Collected data entries:
════════════════════
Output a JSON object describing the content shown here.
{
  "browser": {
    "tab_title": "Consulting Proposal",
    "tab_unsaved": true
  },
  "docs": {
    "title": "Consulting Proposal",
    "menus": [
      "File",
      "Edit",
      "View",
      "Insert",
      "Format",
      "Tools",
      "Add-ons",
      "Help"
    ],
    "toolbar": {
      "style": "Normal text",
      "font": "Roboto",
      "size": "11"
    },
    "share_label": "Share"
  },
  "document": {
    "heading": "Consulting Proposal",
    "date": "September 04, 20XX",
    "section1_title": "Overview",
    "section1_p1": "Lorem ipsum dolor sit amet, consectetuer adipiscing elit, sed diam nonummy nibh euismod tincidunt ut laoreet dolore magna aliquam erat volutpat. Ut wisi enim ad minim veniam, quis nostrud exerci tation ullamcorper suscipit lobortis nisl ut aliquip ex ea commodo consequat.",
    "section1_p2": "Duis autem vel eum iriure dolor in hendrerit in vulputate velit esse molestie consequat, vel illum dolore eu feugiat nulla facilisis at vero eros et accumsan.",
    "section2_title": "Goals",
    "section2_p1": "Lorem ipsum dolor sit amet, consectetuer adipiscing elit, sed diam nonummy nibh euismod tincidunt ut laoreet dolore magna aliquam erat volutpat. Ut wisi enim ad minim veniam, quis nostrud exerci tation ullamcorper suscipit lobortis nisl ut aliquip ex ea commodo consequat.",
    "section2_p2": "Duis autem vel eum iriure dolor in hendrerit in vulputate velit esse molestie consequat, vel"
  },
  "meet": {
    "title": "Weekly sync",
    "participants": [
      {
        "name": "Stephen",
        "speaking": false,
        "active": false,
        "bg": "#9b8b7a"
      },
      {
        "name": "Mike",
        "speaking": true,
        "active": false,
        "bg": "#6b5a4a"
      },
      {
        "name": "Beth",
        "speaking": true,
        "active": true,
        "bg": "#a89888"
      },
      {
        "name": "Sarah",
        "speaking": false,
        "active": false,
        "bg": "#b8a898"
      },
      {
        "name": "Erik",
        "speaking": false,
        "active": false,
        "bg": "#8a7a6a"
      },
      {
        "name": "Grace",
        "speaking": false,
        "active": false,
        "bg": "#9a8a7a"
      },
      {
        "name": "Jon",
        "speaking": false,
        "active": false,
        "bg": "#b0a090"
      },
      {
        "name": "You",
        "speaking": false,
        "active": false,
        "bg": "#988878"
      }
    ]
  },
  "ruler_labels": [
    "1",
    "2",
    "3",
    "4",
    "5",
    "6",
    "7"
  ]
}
════════════════════
In the records above, locate every line with the string "esse" and copy it.

    "section1_p2": "Duis autem vel eum iriure dolor in hendrerit in vulputate velit esse molestie consequat, vel illum dolore eu feugiat nulla facilisis at vero eros et accumsan.",
    "section2_p2": "Duis autem vel eum iriure dolor in hendrerit in vulputate velit esse molestie consequat, vel"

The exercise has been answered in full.